Problem description: Skip the pictures. Copy all the rest of the records down exactly.

Material to process:
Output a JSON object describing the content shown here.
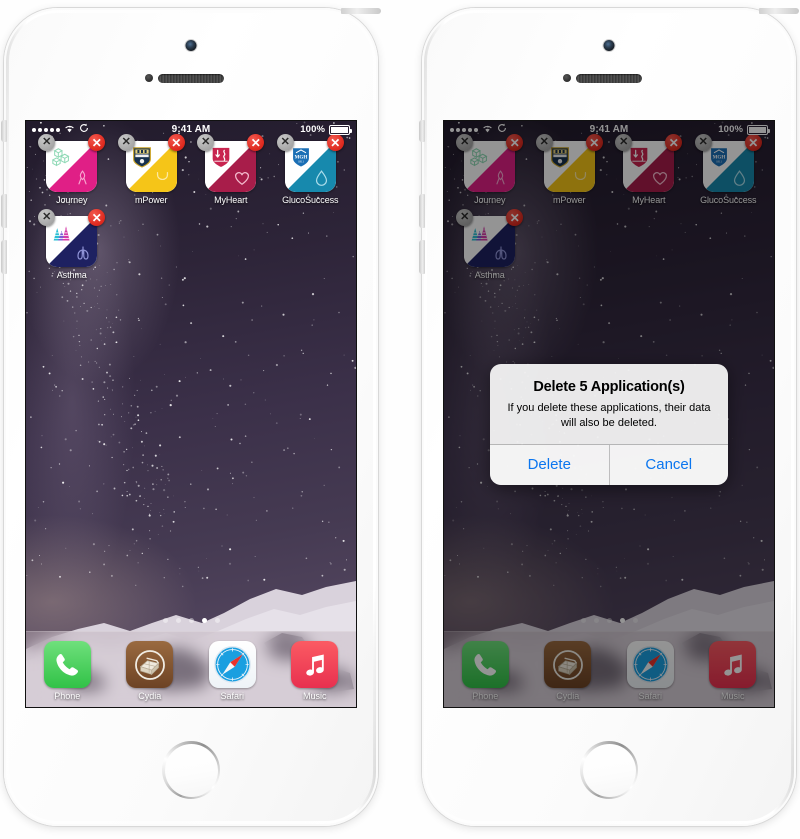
{
  "phones": [
    {
      "id": "left-phone",
      "name": "iphone-editing-mode",
      "dimmed": false,
      "alert_visible": false
    },
    {
      "id": "right-phone",
      "name": "iphone-delete-confirmation",
      "dimmed": true,
      "alert_visible": true
    }
  ],
  "status_bar": {
    "signal_dots": 5,
    "wifi_icon": "wifi-icon",
    "rotation_lock_icon": "rotation-sync-icon",
    "time": "9:41 AM",
    "battery_percent": "100%",
    "battery_icon": "battery-full-icon"
  },
  "home_screen": {
    "apps": [
      {
        "label": "Journey",
        "icon_name": "journey-app-icon",
        "top_color": "#ffffff",
        "bottom_color": "#e01f86",
        "glyph_top": "cubes-icon",
        "glyph_bottom": "ribbon-icon",
        "glyph_top_color": "#8fd9b6",
        "glyph_bottom_color": "#f7a6cf"
      },
      {
        "label": "mPower",
        "icon_name": "mpower-app-icon",
        "top_color": "#ffffff",
        "bottom_color": "#f5c518",
        "glyph_top": "university-crest-icon",
        "glyph_bottom": "smile-icon",
        "glyph_top_color": "#1f3a5f",
        "glyph_bottom_color": "#fde9a0"
      },
      {
        "label": "MyHeart",
        "icon_name": "myheart-app-icon",
        "top_color": "#ffffff",
        "bottom_color": "#a81d4a",
        "glyph_top": "shield-crest-icon",
        "glyph_bottom": "heart-outline-icon",
        "glyph_top_color": "#c8244f",
        "glyph_bottom_color": "#f3b8cb"
      },
      {
        "label": "GlucoSuccess",
        "icon_name": "glucosuccess-app-icon",
        "top_color": "#ffffff",
        "bottom_color": "#1789ad",
        "glyph_top": "mgh-shield-icon",
        "glyph_bottom": "water-droplet-icon",
        "glyph_top_color": "#1b6fb5",
        "glyph_bottom_color": "#aadcea"
      },
      {
        "label": "Asthma",
        "icon_name": "asthma-app-icon",
        "top_color": "#ffffff",
        "bottom_color": "#1e2161",
        "glyph_top": "mountain-chart-icon",
        "glyph_bottom": "lungs-icon",
        "glyph_top_color": "#2bbfd4",
        "glyph_bottom_color": "#8f93d6"
      }
    ],
    "delete_badge_label": "x",
    "remove_badge_label": "X",
    "page_dots": {
      "count": 5,
      "active_index": 3
    }
  },
  "dock": {
    "items": [
      {
        "label": "Phone",
        "icon_name": "phone-handset-icon",
        "color": "#4cd25f"
      },
      {
        "label": "Cydia",
        "icon_name": "cydia-package-icon",
        "color": "#8a5a34"
      },
      {
        "label": "Safari",
        "icon_name": "safari-compass-icon",
        "color": "#1a9fe0"
      },
      {
        "label": "Music",
        "icon_name": "music-note-icon",
        "color": "#f0475c"
      }
    ]
  },
  "alert": {
    "title": "Delete 5 Application(s)",
    "message": "If you delete these applications, their data will also be deleted.",
    "buttons": [
      {
        "label": "Delete",
        "name": "alert-delete-button",
        "color": "#0b76ef"
      },
      {
        "label": "Cancel",
        "name": "alert-cancel-button",
        "color": "#0b76ef"
      }
    ]
  },
  "colors": {
    "accent_blue": "#0b76ef",
    "badge_red": "#e02b20",
    "badge_grey": "#a6a6a6",
    "device_body": "#fdfdfd"
  }
}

Reply to the task:
Output a JSON object describing the content shown here.
{
  "phones": [
    {
      "id": "left-phone",
      "name": "iphone-editing-mode",
      "dimmed": false,
      "alert_visible": false
    },
    {
      "id": "right-phone",
      "name": "iphone-delete-confirmation",
      "dimmed": true,
      "alert_visible": true
    }
  ],
  "status_bar": {
    "signal_dots": 5,
    "wifi_icon": "wifi-icon",
    "rotation_lock_icon": "rotation-sync-icon",
    "time": "9:41 AM",
    "battery_percent": "100%",
    "battery_icon": "battery-full-icon"
  },
  "home_screen": {
    "apps": [
      {
        "label": "Journey",
        "icon_name": "journey-app-icon",
        "top_color": "#ffffff",
        "bottom_color": "#e01f86",
        "glyph_top": "cubes-icon",
        "glyph_bottom": "ribbon-icon",
        "glyph_top_color": "#8fd9b6",
        "glyph_bottom_color": "#f7a6cf"
      },
      {
        "label": "mPower",
        "icon_name": "mpower-app-icon",
        "top_color": "#ffffff",
        "bottom_color": "#f5c518",
        "glyph_top": "university-crest-icon",
        "glyph_bottom": "smile-icon",
        "glyph_top_color": "#1f3a5f",
        "glyph_bottom_color": "#fde9a0"
      },
      {
        "label": "MyHeart",
        "icon_name": "myheart-app-icon",
        "top_color": "#ffffff",
        "bottom_color": "#a81d4a",
        "glyph_top": "shield-crest-icon",
        "glyph_bottom": "heart-outline-icon",
        "glyph_top_color": "#c8244f",
        "glyph_bottom_color": "#f3b8cb"
      },
      {
        "label": "GlucoSuccess",
        "icon_name": "glucosuccess-app-icon",
        "top_color": "#ffffff",
        "bottom_color": "#1789ad",
        "glyph_top": "mgh-shield-icon",
        "glyph_bottom": "water-droplet-icon",
        "glyph_top_color": "#1b6fb5",
        "glyph_bottom_color": "#aadcea"
      },
      {
        "label": "Asthma",
        "icon_name": "asthma-app-icon",
        "top_color": "#ffffff",
        "bottom_color": "#1e2161",
        "glyph_top": "mountain-chart-icon",
        "glyph_bottom": "lungs-icon",
        "glyph_top_color": "#2bbfd4",
        "glyph_bottom_color": "#8f93d6"
      }
    ],
    "delete_badge_label": "x",
    "remove_badge_label": "X",
    "page_dots": {
      "count": 5,
      "active_index": 3
    }
  },
  "dock": {
    "items": [
      {
        "label": "Phone",
        "icon_name": "phone-handset-icon",
        "color": "#4cd25f"
      },
      {
        "label": "Cydia",
        "icon_name": "cydia-package-icon",
        "color": "#8a5a34"
      },
      {
        "label": "Safari",
        "icon_name": "safari-compass-icon",
        "color": "#1a9fe0"
      },
      {
        "label": "Music",
        "icon_name": "music-note-icon",
        "color": "#f0475c"
      }
    ]
  },
  "alert": {
    "title": "Delete 5 Application(s)",
    "message": "If you delete these applications, their data will also be deleted.",
    "buttons": [
      {
        "label": "Delete",
        "name": "alert-delete-button",
        "color": "#0b76ef"
      },
      {
        "label": "Cancel",
        "name": "alert-cancel-button",
        "color": "#0b76ef"
      }
    ]
  },
  "colors": {
    "accent_blue": "#0b76ef",
    "badge_red": "#e02b20",
    "badge_grey": "#a6a6a6",
    "device_body": "#fdfdfd"
  }
}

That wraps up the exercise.